#### THE REQUEST
Spot each line that carries the word "times"; copy those lines.
++++ RECORDS SUPPLIED ++++
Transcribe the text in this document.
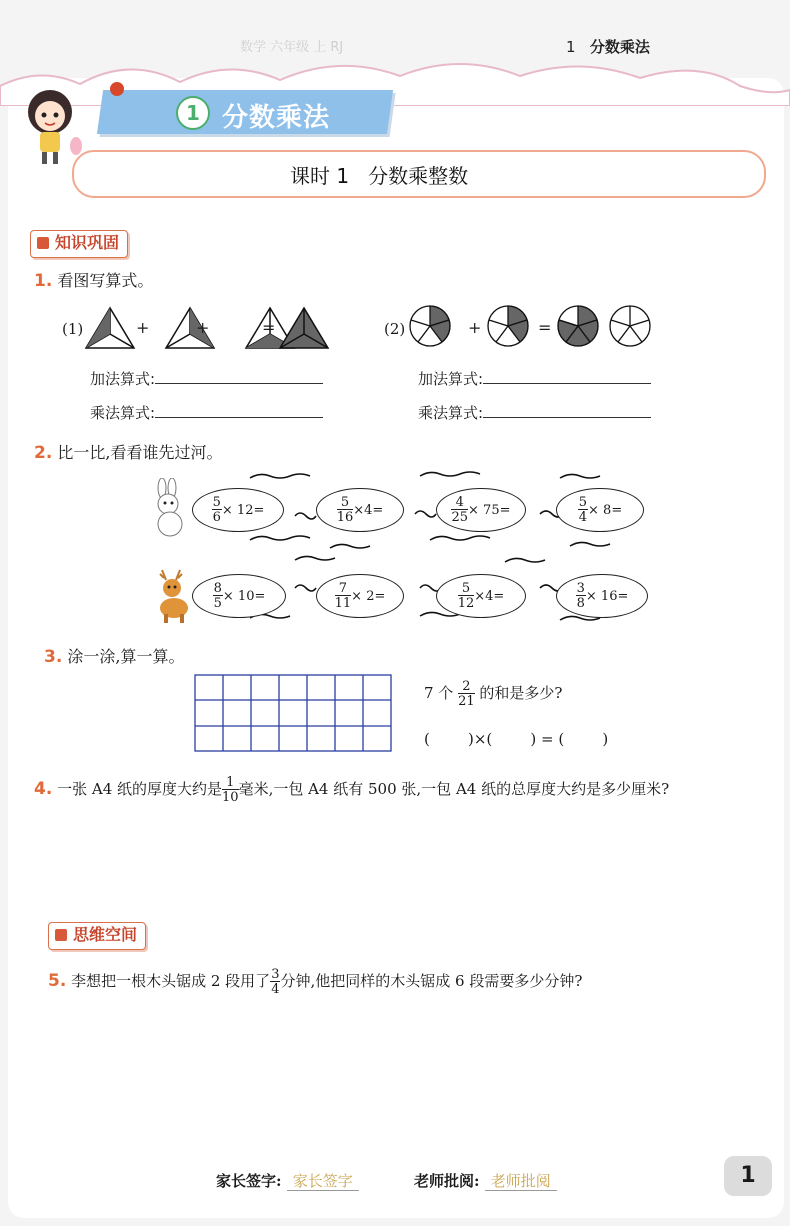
数学 六年级 上 RJ	1 分数乘法
1 分数乘法
课时 1 分数乘整数
知识巩固
1. 看图写算式。
(1)	+	+	=	(2)	+	=
加法算式:
乘法算式:
加法算式:
乘法算式:
2. 比一比,看看谁先过河。
$\frac{5}{6} \times 12=$	$\frac{5}{16} \times 4=$	$\frac{4}{25} \times 75=$	$\frac{5}{4} \times 8=$
$\frac{8}{5} \times 10=$	$\frac{7}{11} \times 2=$	$\frac{5}{12} \times 4=$	$\frac{3}{8} \times 16=$
3. 涂一涂,算一算。
7 个 $\frac{2}{21}$ 的和是多少?
(        )×(        ) = (        )
4. 一张 A4 纸的厚度大约是 $\frac{1}{10}$ 毫米,一包 A4 纸有 500 张,一包 A4 纸的总厚度大约是多少厘米?
思维空间
5. 李想把一根木头锯成 2 段用了 $\frac{3}{4}$ 分钟,他把同样的木头锯成 6 段需要多少分钟?
家长签字: 家长签字	老师批阅: 老师批阅	1
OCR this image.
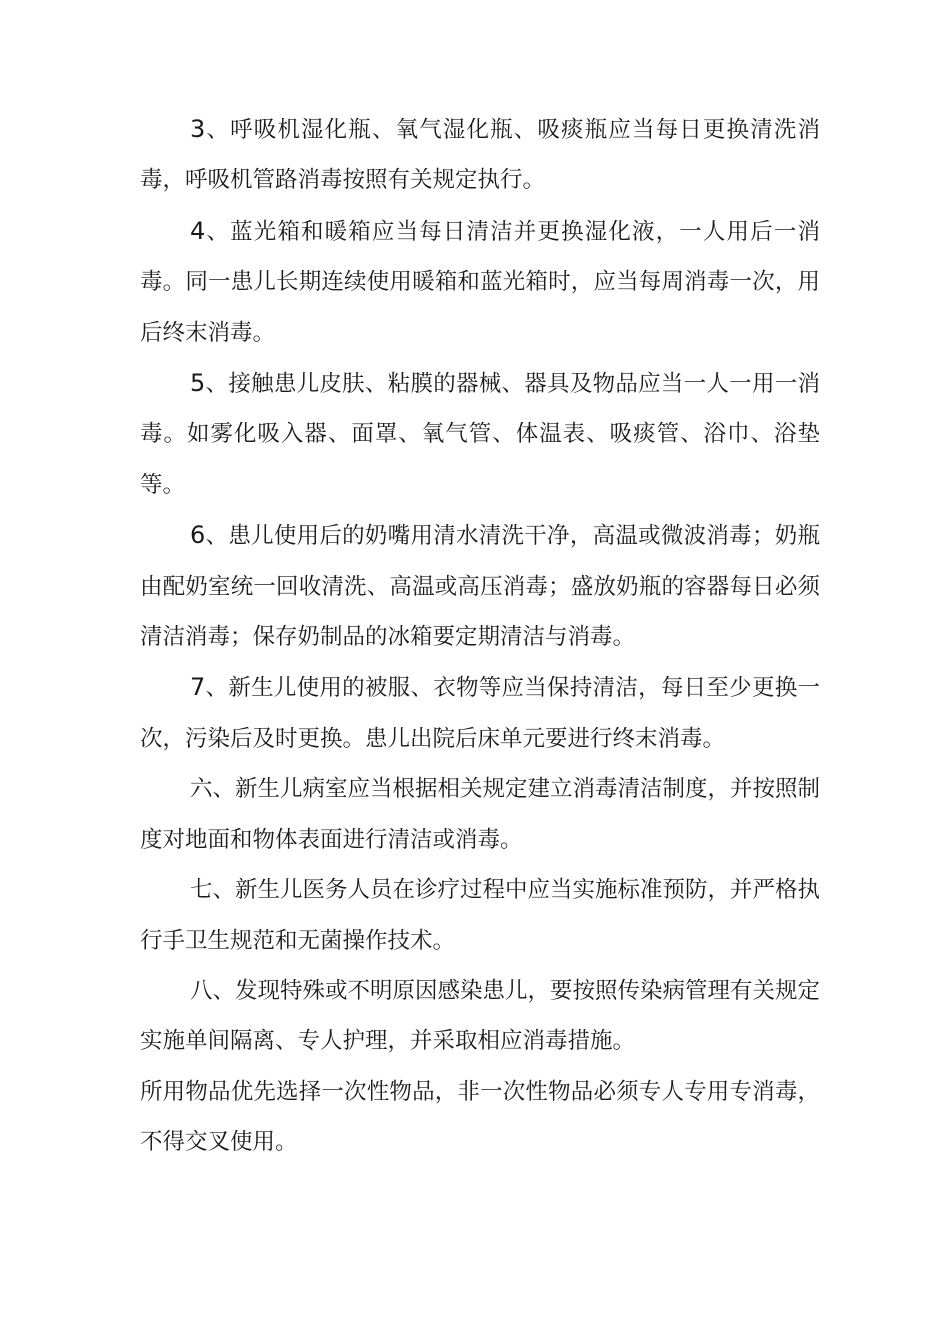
3、呼吸机湿化瓶、氧气湿化瓶、吸痰瓶应当每日更换清洗消毒，呼吸机管路消毒按照有关规定执行。

4、蓝光箱和暖箱应当每日清洁并更换湿化液，一人用后一消毒。同一患儿长期连续使用暖箱和蓝光箱时，应当每周消毒一次，用后终末消毒。

5、接触患儿皮肤、粘膜的器械、器具及物品应当一人一用一消毒。如雾化吸入器、面罩、氧气管、体温表、吸痰管、浴巾、浴垫等。

6、患儿使用后的奶嘴用清水清洗干净，高温或微波消毒；奶瓶由配奶室统一回收清洗、高温或高压消毒；盛放奶瓶的容器每日必须清洁消毒；保存奶制品的冰箱要定期清洁与消毒。

7、新生儿使用的被服、衣物等应当保持清洁，每日至少更换一次，污染后及时更换。患儿出院后床单元要进行终末消毒。

六、新生儿病室应当根据相关规定建立消毒清洁制度，并按照制度对地面和物体表面进行清洁或消毒。

七、新生儿医务人员在诊疗过程中应当实施标准预防，并严格执行手卫生规范和无菌操作技术。

八、发现特殊或不明原因感染患儿，要按照传染病管理有关规定实施单间隔离、专人护理，并采取相应消毒措施。

所用物品优先选择一次性物品，非一次性物品必须专人专用专消毒，不得交叉使用。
++++
#### FINISHED ANSWER
$\frac{5}{6} \times 12=$	$\frac{5}{16} \times 4=$	$\frac{4}{25} \times 75=$	$\frac{5}{4} \times 8=$
$\frac{8}{5} \times 10=$	$\frac{7}{11} \times 2=$	$\frac{5}{12} \times 4=$	$\frac{3}{8} \times 16=$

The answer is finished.